··· RECORDS PROVIDED ···
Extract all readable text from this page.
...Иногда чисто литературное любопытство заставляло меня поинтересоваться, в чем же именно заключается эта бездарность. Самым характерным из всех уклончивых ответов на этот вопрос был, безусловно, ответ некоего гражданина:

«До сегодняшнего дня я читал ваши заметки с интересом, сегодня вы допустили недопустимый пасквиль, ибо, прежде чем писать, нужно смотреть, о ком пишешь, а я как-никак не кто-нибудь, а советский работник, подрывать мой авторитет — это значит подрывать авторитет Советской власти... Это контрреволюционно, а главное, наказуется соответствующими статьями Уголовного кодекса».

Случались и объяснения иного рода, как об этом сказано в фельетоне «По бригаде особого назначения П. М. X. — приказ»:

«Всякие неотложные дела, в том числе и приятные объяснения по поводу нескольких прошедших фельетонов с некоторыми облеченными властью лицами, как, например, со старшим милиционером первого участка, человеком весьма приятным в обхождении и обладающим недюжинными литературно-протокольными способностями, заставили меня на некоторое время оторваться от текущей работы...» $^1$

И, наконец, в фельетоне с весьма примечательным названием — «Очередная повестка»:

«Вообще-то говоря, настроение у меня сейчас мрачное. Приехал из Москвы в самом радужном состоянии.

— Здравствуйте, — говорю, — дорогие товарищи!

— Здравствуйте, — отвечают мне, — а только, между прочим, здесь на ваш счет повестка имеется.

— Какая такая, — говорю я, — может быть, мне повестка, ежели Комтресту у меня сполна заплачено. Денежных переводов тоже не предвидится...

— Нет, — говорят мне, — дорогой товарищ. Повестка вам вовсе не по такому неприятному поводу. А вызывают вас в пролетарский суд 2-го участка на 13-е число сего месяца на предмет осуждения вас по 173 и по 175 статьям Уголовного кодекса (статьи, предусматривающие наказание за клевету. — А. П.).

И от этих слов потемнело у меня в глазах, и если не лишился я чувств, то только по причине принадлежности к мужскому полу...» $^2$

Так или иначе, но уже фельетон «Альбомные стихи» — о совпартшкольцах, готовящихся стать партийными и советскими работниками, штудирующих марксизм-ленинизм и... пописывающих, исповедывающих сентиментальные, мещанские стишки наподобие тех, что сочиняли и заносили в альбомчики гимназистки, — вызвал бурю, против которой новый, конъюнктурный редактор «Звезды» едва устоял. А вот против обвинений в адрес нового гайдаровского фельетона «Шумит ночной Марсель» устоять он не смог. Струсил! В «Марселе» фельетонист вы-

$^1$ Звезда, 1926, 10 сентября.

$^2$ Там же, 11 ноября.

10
···
··· RECORDS PROVIDED ···
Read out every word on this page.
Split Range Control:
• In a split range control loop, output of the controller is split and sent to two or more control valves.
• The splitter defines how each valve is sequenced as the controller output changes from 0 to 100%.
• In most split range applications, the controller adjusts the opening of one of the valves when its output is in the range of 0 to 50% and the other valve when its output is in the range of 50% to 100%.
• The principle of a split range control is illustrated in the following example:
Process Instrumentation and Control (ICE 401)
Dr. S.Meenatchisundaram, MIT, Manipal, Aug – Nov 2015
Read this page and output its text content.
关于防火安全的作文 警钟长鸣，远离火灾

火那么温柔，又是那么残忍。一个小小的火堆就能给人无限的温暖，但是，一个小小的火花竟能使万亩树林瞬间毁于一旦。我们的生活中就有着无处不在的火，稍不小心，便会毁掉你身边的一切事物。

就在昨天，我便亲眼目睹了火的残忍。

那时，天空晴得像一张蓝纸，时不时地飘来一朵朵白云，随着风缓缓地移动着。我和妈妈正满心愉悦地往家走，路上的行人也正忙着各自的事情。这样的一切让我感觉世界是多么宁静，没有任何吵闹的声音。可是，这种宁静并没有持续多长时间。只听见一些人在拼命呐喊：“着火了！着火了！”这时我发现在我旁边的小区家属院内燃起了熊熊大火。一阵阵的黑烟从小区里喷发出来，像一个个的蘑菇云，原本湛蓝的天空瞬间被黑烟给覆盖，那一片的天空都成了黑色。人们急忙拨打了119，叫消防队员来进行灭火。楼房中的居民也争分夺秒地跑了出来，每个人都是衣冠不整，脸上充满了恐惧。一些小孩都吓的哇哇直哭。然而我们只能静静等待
···
··· RECORDS PROVIDED ···
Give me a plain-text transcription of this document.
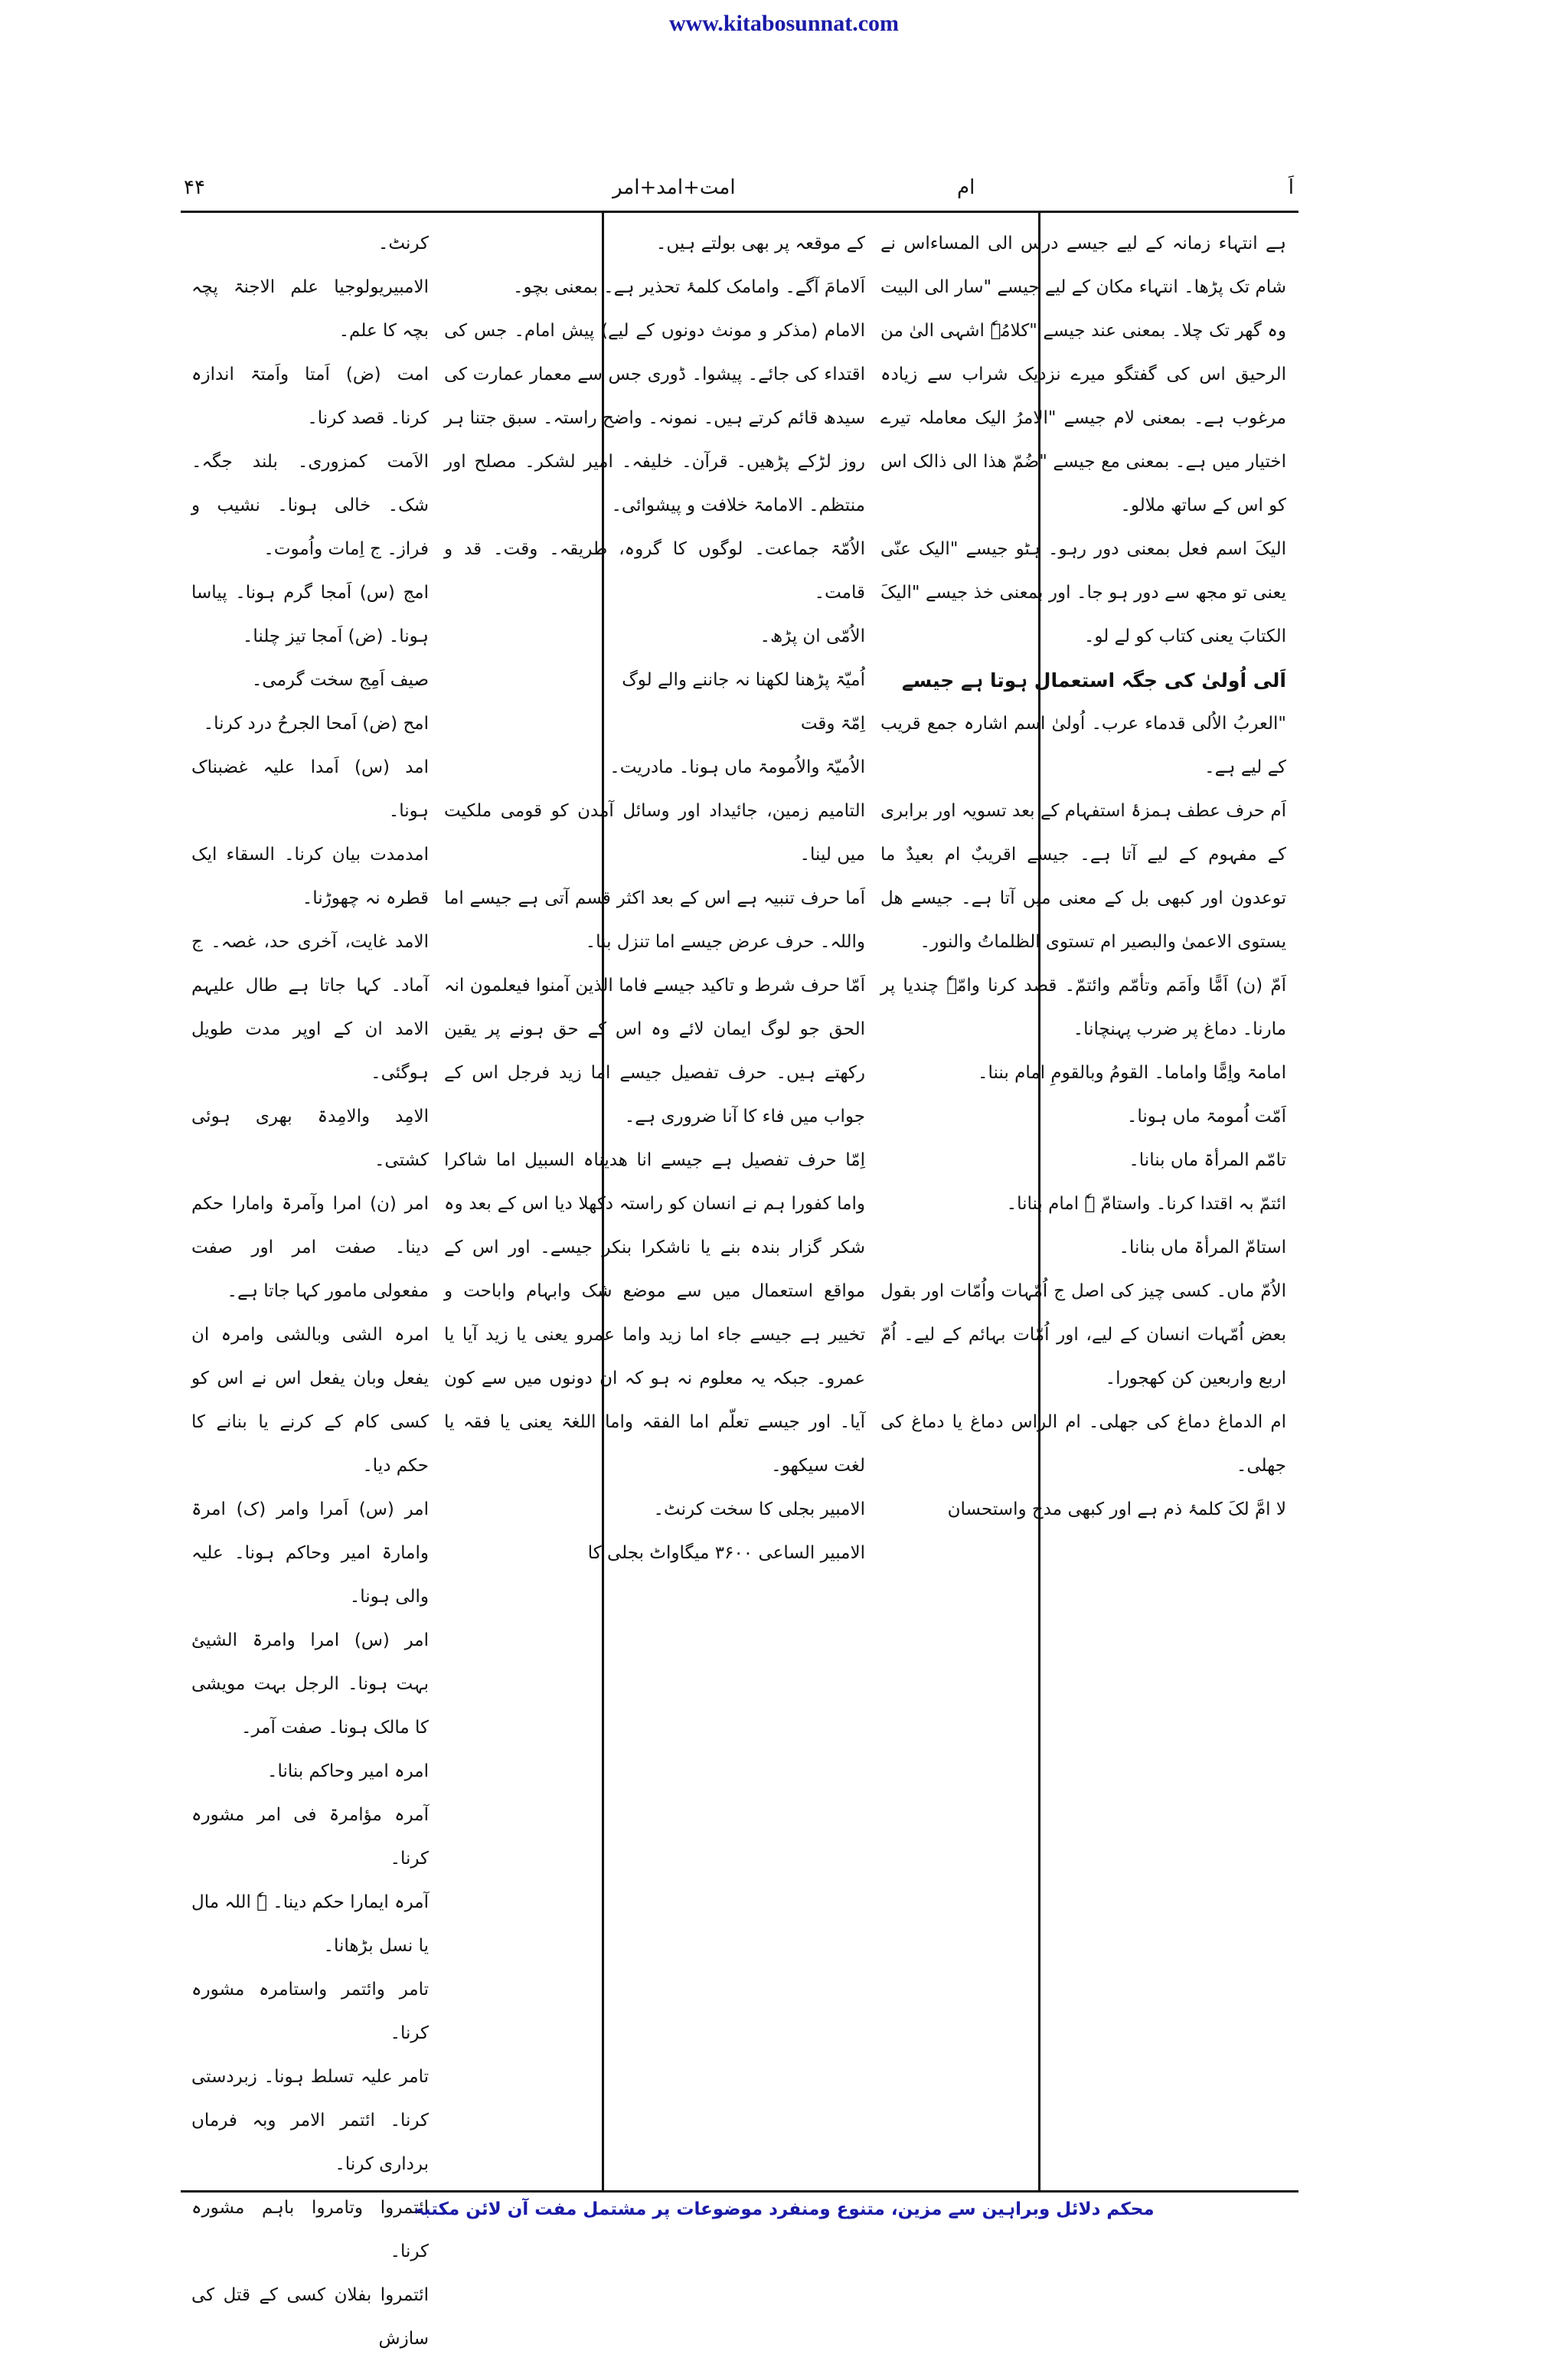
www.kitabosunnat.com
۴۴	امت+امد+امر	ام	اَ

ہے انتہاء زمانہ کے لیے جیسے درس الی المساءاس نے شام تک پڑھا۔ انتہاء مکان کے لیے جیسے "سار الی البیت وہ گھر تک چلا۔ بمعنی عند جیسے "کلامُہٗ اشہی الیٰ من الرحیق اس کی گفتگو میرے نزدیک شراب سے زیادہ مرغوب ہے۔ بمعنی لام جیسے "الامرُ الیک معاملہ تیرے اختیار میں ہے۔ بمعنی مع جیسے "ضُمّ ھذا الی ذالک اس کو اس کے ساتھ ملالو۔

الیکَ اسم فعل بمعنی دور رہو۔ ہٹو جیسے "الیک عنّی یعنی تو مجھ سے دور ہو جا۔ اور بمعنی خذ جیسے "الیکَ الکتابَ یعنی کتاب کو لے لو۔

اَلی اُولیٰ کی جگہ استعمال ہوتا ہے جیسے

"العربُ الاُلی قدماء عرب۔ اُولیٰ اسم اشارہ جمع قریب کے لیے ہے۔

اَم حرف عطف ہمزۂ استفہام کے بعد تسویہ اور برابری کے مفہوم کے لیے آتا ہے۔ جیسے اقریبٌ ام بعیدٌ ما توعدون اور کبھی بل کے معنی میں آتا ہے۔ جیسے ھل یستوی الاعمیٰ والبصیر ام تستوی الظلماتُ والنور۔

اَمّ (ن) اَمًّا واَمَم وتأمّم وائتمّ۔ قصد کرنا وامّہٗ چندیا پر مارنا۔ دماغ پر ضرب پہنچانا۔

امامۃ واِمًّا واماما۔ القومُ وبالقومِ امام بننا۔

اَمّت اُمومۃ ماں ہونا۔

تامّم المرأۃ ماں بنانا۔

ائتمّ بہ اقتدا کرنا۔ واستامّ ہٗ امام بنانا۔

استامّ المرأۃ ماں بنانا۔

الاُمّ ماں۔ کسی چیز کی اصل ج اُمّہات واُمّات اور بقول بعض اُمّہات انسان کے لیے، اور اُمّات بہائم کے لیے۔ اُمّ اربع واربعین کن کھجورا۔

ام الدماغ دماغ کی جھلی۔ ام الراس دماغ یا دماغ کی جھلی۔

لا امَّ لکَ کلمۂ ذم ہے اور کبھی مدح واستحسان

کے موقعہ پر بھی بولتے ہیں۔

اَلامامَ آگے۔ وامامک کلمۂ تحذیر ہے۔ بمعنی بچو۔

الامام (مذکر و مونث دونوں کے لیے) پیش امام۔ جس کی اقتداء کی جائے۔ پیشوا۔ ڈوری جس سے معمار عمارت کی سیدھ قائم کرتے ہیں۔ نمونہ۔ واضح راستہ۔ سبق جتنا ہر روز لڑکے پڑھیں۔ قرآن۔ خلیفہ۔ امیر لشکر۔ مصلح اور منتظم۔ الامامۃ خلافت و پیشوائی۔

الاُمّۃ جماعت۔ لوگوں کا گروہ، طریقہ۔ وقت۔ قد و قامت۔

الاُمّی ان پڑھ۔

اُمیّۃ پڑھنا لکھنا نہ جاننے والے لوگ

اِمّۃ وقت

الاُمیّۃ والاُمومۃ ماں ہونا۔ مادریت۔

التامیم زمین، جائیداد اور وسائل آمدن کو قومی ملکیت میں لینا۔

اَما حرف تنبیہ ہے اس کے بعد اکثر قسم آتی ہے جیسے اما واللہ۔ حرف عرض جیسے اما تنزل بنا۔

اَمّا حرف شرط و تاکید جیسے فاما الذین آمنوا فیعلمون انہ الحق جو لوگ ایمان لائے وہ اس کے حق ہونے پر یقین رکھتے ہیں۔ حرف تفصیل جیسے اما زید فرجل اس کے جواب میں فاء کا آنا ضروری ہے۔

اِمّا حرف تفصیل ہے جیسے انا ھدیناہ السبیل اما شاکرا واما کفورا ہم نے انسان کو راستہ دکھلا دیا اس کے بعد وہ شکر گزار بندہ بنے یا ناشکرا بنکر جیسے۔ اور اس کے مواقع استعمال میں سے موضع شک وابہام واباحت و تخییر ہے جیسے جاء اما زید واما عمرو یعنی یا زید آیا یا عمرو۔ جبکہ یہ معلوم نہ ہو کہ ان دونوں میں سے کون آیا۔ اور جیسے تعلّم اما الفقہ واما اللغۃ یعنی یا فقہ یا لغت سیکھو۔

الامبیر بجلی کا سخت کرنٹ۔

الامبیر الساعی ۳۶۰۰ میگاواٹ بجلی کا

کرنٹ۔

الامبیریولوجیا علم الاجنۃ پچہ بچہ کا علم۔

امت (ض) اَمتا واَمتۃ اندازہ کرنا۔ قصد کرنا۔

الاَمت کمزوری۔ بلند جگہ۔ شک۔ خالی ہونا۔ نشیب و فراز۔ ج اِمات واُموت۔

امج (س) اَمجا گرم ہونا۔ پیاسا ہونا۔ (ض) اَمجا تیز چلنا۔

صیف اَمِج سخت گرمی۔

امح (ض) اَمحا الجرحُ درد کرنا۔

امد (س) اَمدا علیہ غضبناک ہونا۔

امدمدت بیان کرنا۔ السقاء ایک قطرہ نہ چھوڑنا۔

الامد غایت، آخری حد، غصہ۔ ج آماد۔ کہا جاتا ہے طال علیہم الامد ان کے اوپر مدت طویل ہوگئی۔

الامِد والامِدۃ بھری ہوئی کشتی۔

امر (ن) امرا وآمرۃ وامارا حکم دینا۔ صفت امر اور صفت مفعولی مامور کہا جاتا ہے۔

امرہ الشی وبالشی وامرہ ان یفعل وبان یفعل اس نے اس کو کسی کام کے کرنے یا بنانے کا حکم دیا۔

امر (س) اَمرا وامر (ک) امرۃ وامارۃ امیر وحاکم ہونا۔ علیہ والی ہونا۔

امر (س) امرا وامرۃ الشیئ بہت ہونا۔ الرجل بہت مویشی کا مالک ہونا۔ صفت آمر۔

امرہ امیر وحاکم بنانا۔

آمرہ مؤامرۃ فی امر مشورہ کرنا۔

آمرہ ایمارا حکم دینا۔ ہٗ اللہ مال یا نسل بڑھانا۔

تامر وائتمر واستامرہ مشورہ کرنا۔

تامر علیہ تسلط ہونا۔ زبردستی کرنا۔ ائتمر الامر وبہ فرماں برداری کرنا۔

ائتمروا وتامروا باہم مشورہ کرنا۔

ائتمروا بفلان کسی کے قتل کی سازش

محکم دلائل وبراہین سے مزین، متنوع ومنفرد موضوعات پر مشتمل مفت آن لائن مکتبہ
···
DESCRIPTION OF THE TASK: Determine how many of the lines above hold the word "بجلی", and output that number by itself.

REPLY TO THE EXERCISE: 2